STATED EXERCISE: In the material below, find every line with "Played" and pull it out.

GIVEN RECORDS:

==*==

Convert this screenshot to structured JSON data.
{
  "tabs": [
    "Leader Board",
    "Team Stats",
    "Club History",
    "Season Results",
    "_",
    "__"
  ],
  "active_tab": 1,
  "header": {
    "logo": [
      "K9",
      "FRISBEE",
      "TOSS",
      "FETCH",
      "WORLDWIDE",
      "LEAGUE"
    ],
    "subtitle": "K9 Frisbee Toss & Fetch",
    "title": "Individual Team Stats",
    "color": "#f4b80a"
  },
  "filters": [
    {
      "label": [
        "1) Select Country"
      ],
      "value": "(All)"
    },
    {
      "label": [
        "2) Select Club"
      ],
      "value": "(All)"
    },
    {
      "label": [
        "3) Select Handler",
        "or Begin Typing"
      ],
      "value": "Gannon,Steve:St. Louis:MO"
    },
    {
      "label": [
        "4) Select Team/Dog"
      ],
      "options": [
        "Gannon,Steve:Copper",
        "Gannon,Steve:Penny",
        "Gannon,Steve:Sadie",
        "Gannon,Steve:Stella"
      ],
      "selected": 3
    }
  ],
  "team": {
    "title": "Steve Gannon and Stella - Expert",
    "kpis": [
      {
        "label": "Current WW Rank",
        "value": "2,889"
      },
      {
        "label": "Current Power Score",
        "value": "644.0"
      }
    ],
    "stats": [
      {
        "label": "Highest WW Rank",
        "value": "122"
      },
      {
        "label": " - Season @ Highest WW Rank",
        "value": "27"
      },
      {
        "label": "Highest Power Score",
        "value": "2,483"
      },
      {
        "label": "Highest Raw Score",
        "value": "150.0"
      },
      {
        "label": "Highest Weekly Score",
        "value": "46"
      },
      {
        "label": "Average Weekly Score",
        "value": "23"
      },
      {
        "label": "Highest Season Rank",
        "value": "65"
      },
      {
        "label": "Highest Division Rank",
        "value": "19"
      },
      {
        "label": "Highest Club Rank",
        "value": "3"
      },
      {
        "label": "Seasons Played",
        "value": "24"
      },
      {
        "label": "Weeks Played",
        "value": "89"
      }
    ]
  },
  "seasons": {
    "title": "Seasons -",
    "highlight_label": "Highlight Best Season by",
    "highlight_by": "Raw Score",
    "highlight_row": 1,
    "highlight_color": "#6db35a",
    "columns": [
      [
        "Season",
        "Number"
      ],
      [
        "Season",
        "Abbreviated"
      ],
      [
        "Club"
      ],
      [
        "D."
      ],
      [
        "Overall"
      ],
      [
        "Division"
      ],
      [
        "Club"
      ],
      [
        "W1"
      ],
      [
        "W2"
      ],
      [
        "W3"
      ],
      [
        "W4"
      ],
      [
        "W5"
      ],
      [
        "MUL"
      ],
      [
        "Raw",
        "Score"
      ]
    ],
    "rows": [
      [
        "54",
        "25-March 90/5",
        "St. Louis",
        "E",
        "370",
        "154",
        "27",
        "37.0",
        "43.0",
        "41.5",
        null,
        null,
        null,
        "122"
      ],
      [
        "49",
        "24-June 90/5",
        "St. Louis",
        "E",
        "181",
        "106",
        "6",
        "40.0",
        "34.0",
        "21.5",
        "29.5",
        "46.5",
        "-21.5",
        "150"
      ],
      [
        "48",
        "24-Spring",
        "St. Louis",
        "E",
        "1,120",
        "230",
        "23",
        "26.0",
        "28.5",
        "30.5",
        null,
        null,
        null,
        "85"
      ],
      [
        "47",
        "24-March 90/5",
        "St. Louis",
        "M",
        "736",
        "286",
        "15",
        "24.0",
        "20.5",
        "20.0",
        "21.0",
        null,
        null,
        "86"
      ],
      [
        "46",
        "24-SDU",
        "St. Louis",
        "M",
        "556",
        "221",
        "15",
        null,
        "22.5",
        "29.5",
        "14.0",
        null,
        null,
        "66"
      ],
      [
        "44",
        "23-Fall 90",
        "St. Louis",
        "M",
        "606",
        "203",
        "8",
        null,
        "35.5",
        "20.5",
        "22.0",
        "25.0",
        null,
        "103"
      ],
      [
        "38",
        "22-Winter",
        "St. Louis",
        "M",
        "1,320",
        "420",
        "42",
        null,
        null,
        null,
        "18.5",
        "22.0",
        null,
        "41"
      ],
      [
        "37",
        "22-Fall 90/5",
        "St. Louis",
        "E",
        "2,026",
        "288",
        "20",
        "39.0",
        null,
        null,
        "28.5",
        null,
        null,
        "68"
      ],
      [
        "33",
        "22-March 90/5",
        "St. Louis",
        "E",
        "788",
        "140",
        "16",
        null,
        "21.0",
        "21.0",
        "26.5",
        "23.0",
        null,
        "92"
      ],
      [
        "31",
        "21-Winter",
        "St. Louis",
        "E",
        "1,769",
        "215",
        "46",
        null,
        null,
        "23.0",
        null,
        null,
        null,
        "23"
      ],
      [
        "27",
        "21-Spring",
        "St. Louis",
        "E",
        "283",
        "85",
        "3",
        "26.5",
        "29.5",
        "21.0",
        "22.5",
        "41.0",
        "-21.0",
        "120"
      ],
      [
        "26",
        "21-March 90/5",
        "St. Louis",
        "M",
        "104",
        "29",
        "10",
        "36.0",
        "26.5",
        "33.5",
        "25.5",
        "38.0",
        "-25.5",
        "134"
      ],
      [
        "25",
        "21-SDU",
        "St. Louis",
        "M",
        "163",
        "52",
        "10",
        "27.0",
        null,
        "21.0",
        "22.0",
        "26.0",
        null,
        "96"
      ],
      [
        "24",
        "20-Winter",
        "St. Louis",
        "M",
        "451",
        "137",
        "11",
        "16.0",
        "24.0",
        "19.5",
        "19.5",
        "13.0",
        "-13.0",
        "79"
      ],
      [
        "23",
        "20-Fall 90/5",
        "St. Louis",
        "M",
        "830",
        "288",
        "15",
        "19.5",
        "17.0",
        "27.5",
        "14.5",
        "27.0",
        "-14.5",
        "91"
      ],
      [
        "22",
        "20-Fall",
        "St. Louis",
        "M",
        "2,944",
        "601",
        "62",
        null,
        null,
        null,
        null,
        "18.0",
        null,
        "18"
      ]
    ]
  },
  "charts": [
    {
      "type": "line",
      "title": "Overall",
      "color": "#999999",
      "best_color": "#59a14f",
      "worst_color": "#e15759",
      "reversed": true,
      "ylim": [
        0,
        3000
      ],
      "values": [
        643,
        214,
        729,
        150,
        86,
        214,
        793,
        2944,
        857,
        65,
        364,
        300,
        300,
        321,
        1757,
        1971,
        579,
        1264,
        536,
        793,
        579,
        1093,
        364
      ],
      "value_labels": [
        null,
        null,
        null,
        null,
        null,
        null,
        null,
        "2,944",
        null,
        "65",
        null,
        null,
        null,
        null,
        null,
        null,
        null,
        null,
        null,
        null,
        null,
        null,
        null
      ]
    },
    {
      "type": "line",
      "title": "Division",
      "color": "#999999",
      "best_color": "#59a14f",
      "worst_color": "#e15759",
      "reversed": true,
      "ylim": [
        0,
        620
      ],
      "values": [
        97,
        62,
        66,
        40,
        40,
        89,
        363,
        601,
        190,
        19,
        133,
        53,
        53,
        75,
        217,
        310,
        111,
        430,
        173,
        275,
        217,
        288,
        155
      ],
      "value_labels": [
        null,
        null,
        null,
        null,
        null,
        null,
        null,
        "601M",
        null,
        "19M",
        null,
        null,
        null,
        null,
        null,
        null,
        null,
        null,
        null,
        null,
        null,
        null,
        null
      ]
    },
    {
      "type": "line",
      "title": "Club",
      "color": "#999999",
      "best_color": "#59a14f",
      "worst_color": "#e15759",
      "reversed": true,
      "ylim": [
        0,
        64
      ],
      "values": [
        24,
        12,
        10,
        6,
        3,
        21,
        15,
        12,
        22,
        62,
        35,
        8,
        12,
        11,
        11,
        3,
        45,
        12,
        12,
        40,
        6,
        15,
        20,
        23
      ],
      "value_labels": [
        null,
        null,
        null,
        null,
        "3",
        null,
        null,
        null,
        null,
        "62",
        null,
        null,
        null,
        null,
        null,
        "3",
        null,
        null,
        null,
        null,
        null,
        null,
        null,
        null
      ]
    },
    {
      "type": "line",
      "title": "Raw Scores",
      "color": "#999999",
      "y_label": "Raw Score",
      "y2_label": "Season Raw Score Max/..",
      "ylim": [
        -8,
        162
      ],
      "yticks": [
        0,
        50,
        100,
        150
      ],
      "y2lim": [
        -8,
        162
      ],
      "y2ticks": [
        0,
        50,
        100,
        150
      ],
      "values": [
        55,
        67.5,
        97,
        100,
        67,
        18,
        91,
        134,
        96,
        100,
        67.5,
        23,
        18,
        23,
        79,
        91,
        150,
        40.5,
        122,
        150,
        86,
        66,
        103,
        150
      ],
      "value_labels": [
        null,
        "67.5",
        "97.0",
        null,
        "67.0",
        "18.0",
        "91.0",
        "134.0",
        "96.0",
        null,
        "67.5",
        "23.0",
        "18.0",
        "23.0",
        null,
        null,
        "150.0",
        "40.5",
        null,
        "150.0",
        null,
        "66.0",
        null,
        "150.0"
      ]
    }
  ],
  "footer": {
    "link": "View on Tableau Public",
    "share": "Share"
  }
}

==*==

RESULT BELOW:
        "label": "Seasons Played",
        "label": "Weeks Played",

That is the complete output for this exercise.